All of the material should be reproduced exactly, with pictures left out.

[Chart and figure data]
* * * * *
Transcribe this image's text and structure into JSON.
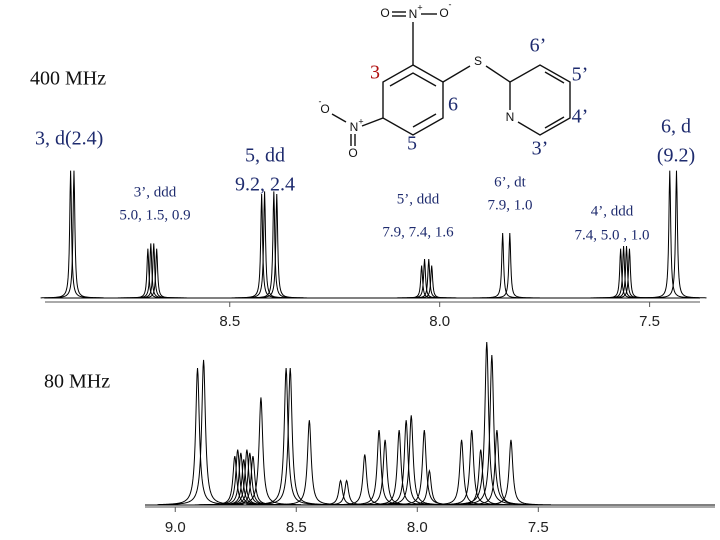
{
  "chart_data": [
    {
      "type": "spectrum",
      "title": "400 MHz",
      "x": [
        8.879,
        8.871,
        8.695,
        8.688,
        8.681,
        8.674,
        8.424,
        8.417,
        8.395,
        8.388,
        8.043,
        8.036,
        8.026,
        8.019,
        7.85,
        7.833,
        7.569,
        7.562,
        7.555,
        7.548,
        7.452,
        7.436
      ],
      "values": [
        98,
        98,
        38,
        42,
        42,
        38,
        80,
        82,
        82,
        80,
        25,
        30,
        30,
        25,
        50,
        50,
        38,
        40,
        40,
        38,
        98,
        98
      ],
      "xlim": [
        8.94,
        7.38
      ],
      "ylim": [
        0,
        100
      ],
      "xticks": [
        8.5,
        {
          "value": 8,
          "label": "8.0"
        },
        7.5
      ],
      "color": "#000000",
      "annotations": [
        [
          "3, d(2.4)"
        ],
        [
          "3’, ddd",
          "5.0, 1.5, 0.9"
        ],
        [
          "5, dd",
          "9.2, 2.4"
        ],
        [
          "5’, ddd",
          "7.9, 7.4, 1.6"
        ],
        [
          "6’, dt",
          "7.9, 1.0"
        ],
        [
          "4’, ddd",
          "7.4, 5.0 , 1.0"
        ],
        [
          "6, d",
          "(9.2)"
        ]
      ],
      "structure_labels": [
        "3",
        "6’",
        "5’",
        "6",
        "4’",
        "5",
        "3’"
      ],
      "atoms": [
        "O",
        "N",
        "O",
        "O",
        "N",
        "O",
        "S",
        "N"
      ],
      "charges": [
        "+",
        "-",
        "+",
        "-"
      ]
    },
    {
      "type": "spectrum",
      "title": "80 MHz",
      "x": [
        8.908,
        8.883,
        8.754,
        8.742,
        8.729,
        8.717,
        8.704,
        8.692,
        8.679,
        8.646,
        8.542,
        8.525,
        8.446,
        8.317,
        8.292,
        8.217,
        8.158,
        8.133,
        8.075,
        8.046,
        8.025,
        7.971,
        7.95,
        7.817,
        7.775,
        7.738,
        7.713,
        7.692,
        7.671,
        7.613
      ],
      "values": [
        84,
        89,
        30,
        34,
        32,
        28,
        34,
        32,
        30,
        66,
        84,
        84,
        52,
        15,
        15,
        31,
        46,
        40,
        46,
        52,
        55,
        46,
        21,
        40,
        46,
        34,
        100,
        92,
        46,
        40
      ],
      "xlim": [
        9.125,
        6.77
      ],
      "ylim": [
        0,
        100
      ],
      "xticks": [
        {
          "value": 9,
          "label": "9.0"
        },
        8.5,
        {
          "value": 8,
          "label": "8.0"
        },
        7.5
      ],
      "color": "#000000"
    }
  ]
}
* * * * *
• Reply:
Transcribe this image's text and structure into JSON.
{
  "chart_data": [
    {
      "type": "spectrum",
      "title": "400 MHz",
      "x": [
        8.879,
        8.871,
        8.695,
        8.688,
        8.681,
        8.674,
        8.424,
        8.417,
        8.395,
        8.388,
        8.043,
        8.036,
        8.026,
        8.019,
        7.85,
        7.833,
        7.569,
        7.562,
        7.555,
        7.548,
        7.452,
        7.436
      ],
      "values": [
        98,
        98,
        38,
        42,
        42,
        38,
        80,
        82,
        82,
        80,
        25,
        30,
        30,
        25,
        50,
        50,
        38,
        40,
        40,
        38,
        98,
        98
      ],
      "xlim": [
        8.94,
        7.38
      ],
      "ylim": [
        0,
        100
      ],
      "xticks": [
        8.5,
        {
          "value": 8,
          "label": "8.0"
        },
        7.5
      ],
      "color": "#000000",
      "annotations": [
        [
          "3, d(2.4)"
        ],
        [
          "3’, ddd",
          "5.0, 1.5, 0.9"
        ],
        [
          "5, dd",
          "9.2, 2.4"
        ],
        [
          "5’, ddd",
          "7.9, 7.4, 1.6"
        ],
        [
          "6’, dt",
          "7.9, 1.0"
        ],
        [
          "4’, ddd",
          "7.4, 5.0 , 1.0"
        ],
        [
          "6, d",
          "(9.2)"
        ]
      ],
      "structure_labels": [
        "3",
        "6’",
        "5’",
        "6",
        "4’",
        "5",
        "3’"
      ],
      "atoms": [
        "O",
        "N",
        "O",
        "O",
        "N",
        "O",
        "S",
        "N"
      ],
      "charges": [
        "+",
        "-",
        "+",
        "-"
      ]
    },
    {
      "type": "spectrum",
      "title": "80 MHz",
      "x": [
        8.908,
        8.883,
        8.754,
        8.742,
        8.729,
        8.717,
        8.704,
        8.692,
        8.679,
        8.646,
        8.542,
        8.525,
        8.446,
        8.317,
        8.292,
        8.217,
        8.158,
        8.133,
        8.075,
        8.046,
        8.025,
        7.971,
        7.95,
        7.817,
        7.775,
        7.738,
        7.713,
        7.692,
        7.671,
        7.613
      ],
      "values": [
        84,
        89,
        30,
        34,
        32,
        28,
        34,
        32,
        30,
        66,
        84,
        84,
        52,
        15,
        15,
        31,
        46,
        40,
        46,
        52,
        55,
        46,
        21,
        40,
        46,
        34,
        100,
        92,
        46,
        40
      ],
      "xlim": [
        9.125,
        6.77
      ],
      "ylim": [
        0,
        100
      ],
      "xticks": [
        {
          "value": 9,
          "label": "9.0"
        },
        8.5,
        {
          "value": 8,
          "label": "8.0"
        },
        7.5
      ],
      "color": "#000000"
    }
  ]
}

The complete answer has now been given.